▼
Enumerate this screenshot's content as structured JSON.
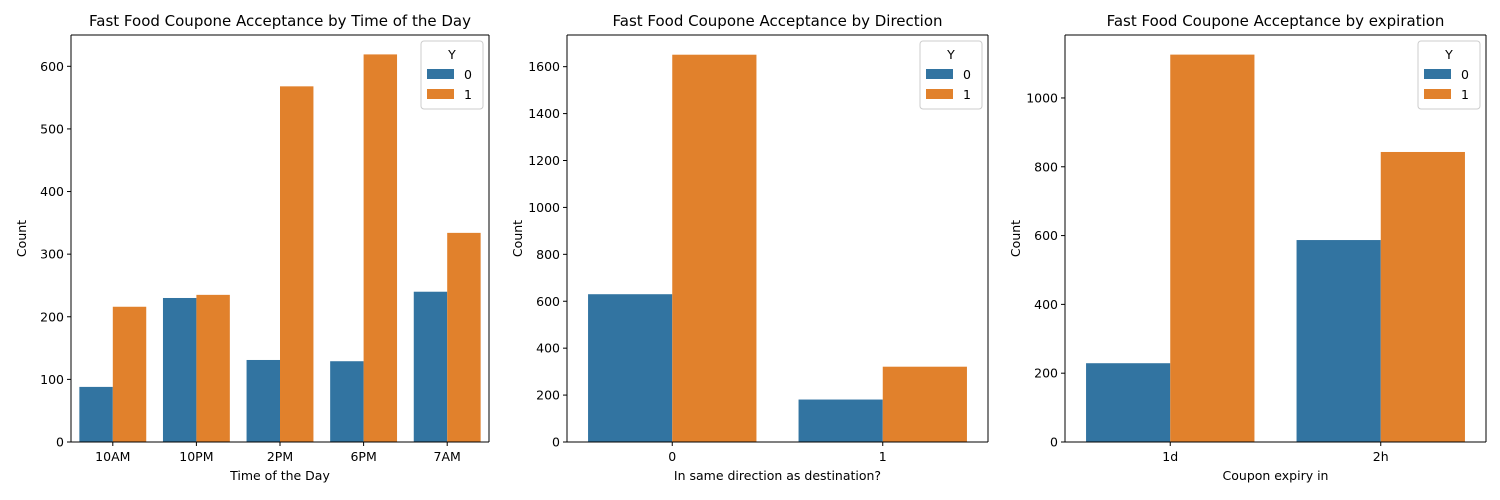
{
  "chart_data": [
    {
      "type": "bar",
      "title": "Fast Food Coupone Acceptance by Time of the Day",
      "xlabel": "Time of the Day",
      "ylabel": "Count",
      "categories": [
        "10AM",
        "10PM",
        "2PM",
        "6PM",
        "7AM"
      ],
      "series": [
        {
          "name": "0",
          "color": "#3274a1",
          "values": [
            88,
            230,
            131,
            129,
            240
          ]
        },
        {
          "name": "1",
          "color": "#e1812c",
          "values": [
            216,
            235,
            568,
            619,
            334
          ]
        }
      ],
      "ylim": [
        0,
        650
      ],
      "yticks": [
        0,
        100,
        200,
        300,
        400,
        500,
        600
      ],
      "legend": {
        "title": "Y",
        "placement": "top-right"
      },
      "grid": false
    },
    {
      "type": "bar",
      "title": "Fast Food Coupone Acceptance by Direction",
      "xlabel": "In same direction as destination?",
      "ylabel": "Count",
      "categories": [
        "0",
        "1"
      ],
      "series": [
        {
          "name": "0",
          "color": "#3274a1",
          "values": [
            630,
            181
          ]
        },
        {
          "name": "1",
          "color": "#e1812c",
          "values": [
            1651,
            321
          ]
        }
      ],
      "ylim": [
        0,
        1735
      ],
      "yticks": [
        0,
        200,
        400,
        600,
        800,
        1000,
        1200,
        1400,
        1600
      ],
      "legend": {
        "title": "Y",
        "placement": "top-right"
      },
      "grid": false
    },
    {
      "type": "bar",
      "title": "Fast Food Coupone Acceptance by expiration",
      "xlabel": "Coupon expiry in",
      "ylabel": "Count",
      "categories": [
        "1d",
        "2h"
      ],
      "series": [
        {
          "name": "0",
          "color": "#3274a1",
          "values": [
            229,
            587
          ]
        },
        {
          "name": "1",
          "color": "#e1812c",
          "values": [
            1126,
            843
          ]
        }
      ],
      "ylim": [
        0,
        1183
      ],
      "yticks": [
        0,
        200,
        400,
        600,
        800,
        1000
      ],
      "legend": {
        "title": "Y",
        "placement": "top-right"
      },
      "grid": false
    }
  ]
}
▲
• _What to produce_: Repeat the data in full and exactly. Omit pictures.

• _Written solution_:
Enumerate this screenshot's content as structured JSON.
{
  "chart_data": [
    {
      "type": "bar",
      "title": "Fast Food Coupone Acceptance by Time of the Day",
      "xlabel": "Time of the Day",
      "ylabel": "Count",
      "categories": [
        "10AM",
        "10PM",
        "2PM",
        "6PM",
        "7AM"
      ],
      "series": [
        {
          "name": "0",
          "color": "#3274a1",
          "values": [
            88,
            230,
            131,
            129,
            240
          ]
        },
        {
          "name": "1",
          "color": "#e1812c",
          "values": [
            216,
            235,
            568,
            619,
            334
          ]
        }
      ],
      "ylim": [
        0,
        650
      ],
      "yticks": [
        0,
        100,
        200,
        300,
        400,
        500,
        600
      ],
      "legend": {
        "title": "Y",
        "placement": "top-right"
      },
      "grid": false
    },
    {
      "type": "bar",
      "title": "Fast Food Coupone Acceptance by Direction",
      "xlabel": "In same direction as destination?",
      "ylabel": "Count",
      "categories": [
        "0",
        "1"
      ],
      "series": [
        {
          "name": "0",
          "color": "#3274a1",
          "values": [
            630,
            181
          ]
        },
        {
          "name": "1",
          "color": "#e1812c",
          "values": [
            1651,
            321
          ]
        }
      ],
      "ylim": [
        0,
        1735
      ],
      "yticks": [
        0,
        200,
        400,
        600,
        800,
        1000,
        1200,
        1400,
        1600
      ],
      "legend": {
        "title": "Y",
        "placement": "top-right"
      },
      "grid": false
    },
    {
      "type": "bar",
      "title": "Fast Food Coupone Acceptance by expiration",
      "xlabel": "Coupon expiry in",
      "ylabel": "Count",
      "categories": [
        "1d",
        "2h"
      ],
      "series": [
        {
          "name": "0",
          "color": "#3274a1",
          "values": [
            229,
            587
          ]
        },
        {
          "name": "1",
          "color": "#e1812c",
          "values": [
            1126,
            843
          ]
        }
      ],
      "ylim": [
        0,
        1183
      ],
      "yticks": [
        0,
        200,
        400,
        600,
        800,
        1000
      ],
      "legend": {
        "title": "Y",
        "placement": "top-right"
      },
      "grid": false
    }
  ]
}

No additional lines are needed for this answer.